─── Data section ───

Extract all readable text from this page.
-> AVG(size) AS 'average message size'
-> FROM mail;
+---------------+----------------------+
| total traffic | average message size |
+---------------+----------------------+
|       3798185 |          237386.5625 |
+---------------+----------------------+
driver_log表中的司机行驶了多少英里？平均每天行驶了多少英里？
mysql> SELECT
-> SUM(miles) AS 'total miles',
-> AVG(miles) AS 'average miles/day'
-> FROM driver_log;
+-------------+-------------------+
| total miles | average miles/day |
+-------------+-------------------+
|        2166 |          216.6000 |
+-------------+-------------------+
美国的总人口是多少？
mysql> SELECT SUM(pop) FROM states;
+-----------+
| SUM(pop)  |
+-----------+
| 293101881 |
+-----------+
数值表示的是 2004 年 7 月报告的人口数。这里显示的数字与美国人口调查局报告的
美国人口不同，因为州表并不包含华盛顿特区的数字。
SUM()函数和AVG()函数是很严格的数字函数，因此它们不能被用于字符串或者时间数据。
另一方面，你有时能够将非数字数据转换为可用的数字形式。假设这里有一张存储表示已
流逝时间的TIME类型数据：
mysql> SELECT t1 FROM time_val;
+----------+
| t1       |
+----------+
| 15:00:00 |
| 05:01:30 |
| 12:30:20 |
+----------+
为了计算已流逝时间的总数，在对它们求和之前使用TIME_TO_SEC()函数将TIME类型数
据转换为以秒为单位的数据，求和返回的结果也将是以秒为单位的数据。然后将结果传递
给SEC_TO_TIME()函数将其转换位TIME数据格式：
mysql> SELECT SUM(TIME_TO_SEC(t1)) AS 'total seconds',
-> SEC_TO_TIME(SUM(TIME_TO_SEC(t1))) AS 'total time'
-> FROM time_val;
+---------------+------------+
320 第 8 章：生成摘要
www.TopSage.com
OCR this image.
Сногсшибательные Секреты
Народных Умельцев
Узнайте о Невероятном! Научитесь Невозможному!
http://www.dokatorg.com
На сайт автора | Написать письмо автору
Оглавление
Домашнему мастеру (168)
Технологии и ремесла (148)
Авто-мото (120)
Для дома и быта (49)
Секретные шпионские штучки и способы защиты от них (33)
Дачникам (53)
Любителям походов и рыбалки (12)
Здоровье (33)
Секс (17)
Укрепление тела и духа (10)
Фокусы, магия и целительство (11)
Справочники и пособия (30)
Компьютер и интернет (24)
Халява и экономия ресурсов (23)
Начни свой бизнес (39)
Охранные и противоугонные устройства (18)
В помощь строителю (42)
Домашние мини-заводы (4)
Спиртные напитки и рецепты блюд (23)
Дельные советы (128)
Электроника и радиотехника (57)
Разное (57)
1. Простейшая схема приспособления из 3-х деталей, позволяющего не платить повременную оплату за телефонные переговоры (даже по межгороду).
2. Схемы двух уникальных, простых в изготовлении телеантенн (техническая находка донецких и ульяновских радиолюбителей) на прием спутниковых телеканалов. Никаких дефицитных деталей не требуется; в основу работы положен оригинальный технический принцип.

───

# Do this:
Extract the complete listing verbatim.

# Reply to the exercise:
Extract all readable text from this page.
-> AVG(size) AS 'average message size'
-> FROM mail;
+---------------+----------------------+
| total traffic | average message size |
+---------------+----------------------+
|       3798185 |          237386.5625 |
+---------------+----------------------+
driver_log表中的司机行驶了多少英里？平均每天行驶了多少英里？
mysql> SELECT
-> SUM(miles) AS 'total miles',
-> AVG(miles) AS 'average miles/day'
-> FROM driver_log;
+-------------+-------------------+
| total miles | average miles/day |
+-------------+-------------------+
|        2166 |          216.6000 |
+-------------+-------------------+
美国的总人口是多少？
mysql> SELECT SUM(pop) FROM states;
+-----------+
| SUM(pop)  |
+-----------+
| 293101881 |
+-----------+
数值表示的是 2004 年 7 月报告的人口数。这里显示的数字与美国人口调查局报告的
美国人口不同，因为州表并不包含华盛顿特区的数字。
SUM()函数和AVG()函数是很严格的数字函数，因此它们不能被用于字符串或者时间数据。
另一方面，你有时能够将非数字数据转换为可用的数字形式。假设这里有一张存储表示已
流逝时间的TIME类型数据：
mysql> SELECT t1 FROM time_val;
+----------+
| t1       |
+----------+
| 15:00:00 |
| 05:01:30 |
| 12:30:20 |
+----------+
为了计算已流逝时间的总数，在对它们求和之前使用TIME_TO_SEC()函数将TIME类型数
据转换为以秒为单位的数据，求和返回的结果也将是以秒为单位的数据。然后将结果传递
给SEC_TO_TIME()函数将其转换位TIME数据格式：
mysql> SELECT SUM(TIME_TO_SEC(t1)) AS 'total seconds',
-> SEC_TO_TIME(SUM(TIME_TO_SEC(t1))) AS 'total time'
-> FROM time_val;
+---------------+------------+
320 第 8 章：生成摘要
www.TopSage.com
OCR this image.
Сногсшибательные Секреты
Народных Умельцев
Узнайте о Невероятном! Научитесь Невозможному!
http://www.dokatorg.com
На сайт автора | Написать письмо автору
Оглавление
Домашнему мастеру (168)
Технологии и ремесла (148)
Авто-мото (120)
Для дома и быта (49)
Секретные шпионские штучки и способы защиты от них (33)
Дачникам (53)
Любителям походов и рыбалки (12)
Здоровье (33)
Секс (17)
Укрепление тела и духа (10)
Фокусы, магия и целительство (11)
Справочники и пособия (30)
Компьютер и интернет (24)
Халява и экономия ресурсов (23)
Начни свой бизнес (39)
Охранные и противоугонные устройства (18)
В помощь строителю (42)
Домашние мини-заводы (4)
Спиртные напитки и рецепты блюд (23)
Дельные советы (128)
Электроника и радиотехника (57)
Разное (57)
1. Простейшая схема приспособления из 3-х деталей, позволяющего не платить повременную оплату за телефонные переговоры (даже по межгороду).
2. Схемы двух уникальных, простых в изготовлении телеантенн (техническая находка донецких и ульяновских радиолюбителей) на прием спутниковых телеканалов. Никаких дефицитных деталей не требуется; в основу работы положен оригинальный технический принцип.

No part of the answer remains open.